## Task objective
Among the entries below, find each line holding "hacia" and return it.

== Segment start ==

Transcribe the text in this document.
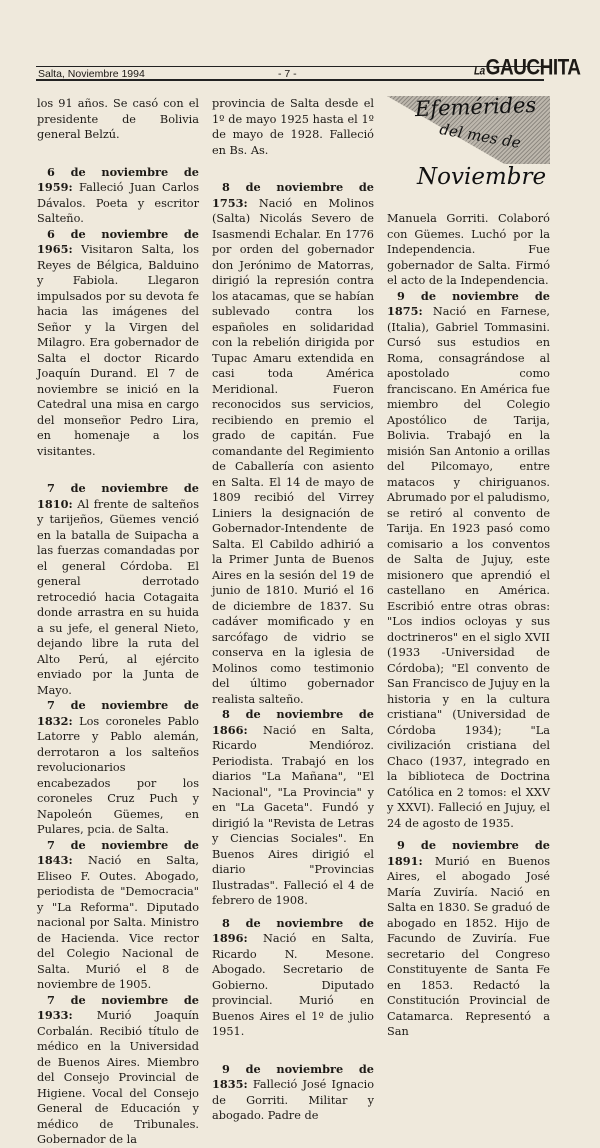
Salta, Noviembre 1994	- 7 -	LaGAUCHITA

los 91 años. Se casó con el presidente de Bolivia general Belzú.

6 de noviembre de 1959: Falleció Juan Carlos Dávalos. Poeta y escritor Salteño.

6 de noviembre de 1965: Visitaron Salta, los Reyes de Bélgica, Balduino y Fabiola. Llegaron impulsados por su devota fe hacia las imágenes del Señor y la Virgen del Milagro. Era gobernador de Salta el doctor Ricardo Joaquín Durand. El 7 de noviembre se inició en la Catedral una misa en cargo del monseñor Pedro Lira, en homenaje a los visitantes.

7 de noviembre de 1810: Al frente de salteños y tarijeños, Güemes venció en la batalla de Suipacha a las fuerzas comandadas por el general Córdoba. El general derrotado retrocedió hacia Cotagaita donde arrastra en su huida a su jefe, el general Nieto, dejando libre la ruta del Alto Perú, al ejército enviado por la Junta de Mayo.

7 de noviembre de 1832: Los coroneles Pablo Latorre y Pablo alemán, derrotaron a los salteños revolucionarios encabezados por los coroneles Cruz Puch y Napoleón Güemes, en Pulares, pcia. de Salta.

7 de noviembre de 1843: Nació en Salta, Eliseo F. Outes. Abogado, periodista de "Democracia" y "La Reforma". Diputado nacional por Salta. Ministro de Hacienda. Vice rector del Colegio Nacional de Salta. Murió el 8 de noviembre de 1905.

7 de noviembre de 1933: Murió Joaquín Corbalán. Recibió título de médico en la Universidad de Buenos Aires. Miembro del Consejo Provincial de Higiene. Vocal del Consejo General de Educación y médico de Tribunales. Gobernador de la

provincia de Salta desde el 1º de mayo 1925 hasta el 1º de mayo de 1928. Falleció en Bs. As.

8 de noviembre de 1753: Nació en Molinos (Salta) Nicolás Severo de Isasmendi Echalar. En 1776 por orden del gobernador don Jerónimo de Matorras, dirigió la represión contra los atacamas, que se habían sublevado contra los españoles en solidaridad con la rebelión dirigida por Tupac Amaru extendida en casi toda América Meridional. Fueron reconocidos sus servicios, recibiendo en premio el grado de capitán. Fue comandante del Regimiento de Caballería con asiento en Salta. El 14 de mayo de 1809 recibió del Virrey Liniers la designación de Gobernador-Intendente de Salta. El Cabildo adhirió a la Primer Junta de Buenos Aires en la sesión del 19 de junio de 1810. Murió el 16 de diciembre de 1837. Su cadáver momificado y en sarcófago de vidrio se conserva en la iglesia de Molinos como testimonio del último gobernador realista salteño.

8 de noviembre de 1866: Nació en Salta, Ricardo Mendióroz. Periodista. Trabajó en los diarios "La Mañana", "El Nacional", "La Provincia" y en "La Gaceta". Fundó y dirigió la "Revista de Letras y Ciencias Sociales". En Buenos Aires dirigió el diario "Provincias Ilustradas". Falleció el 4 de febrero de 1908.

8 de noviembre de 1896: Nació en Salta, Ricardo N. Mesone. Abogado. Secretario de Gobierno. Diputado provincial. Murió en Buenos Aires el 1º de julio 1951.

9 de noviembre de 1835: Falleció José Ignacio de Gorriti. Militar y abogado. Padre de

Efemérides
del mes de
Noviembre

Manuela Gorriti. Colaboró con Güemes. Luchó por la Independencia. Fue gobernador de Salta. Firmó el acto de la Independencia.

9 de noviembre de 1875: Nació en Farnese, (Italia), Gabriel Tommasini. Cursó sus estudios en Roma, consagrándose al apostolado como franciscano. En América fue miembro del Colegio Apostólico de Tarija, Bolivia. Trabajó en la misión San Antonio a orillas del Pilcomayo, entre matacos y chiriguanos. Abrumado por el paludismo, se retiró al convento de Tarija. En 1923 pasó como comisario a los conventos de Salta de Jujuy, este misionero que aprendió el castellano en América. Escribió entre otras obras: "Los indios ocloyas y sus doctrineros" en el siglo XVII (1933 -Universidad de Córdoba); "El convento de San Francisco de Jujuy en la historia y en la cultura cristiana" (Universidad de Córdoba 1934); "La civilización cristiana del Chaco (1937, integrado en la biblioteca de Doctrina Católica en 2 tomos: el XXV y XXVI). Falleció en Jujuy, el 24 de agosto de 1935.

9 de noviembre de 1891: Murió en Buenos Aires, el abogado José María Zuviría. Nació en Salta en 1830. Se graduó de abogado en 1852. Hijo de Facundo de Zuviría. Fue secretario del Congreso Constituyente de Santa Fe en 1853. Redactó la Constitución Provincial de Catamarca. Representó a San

== Segment end ==

## Result below
6 de noviembre de 1965: Visitaron Salta, los Reyes de Bélgica, Balduino y Fabiola. Llegaron impulsados por su devota fe hacia las imágenes del Señor y la Virgen del Milagro. Era gobernador de Salta el doctor Ricardo Joaquín Durand. El 7 de noviembre se inició en la Catedral una misa en cargo del monseñor Pedro Lira, en homenaje a los visitantes.
7 de noviembre de 1810: Al frente de salteños y tarijeños, Güemes venció en la batalla de Suipacha a las fuerzas comandadas por el general Córdoba. El general derrotado retrocedió hacia Cotagaita donde arrastra en su huida a su jefe, el general Nieto, dejando libre la ruta del Alto Perú, al ejército enviado por la Junta de Mayo.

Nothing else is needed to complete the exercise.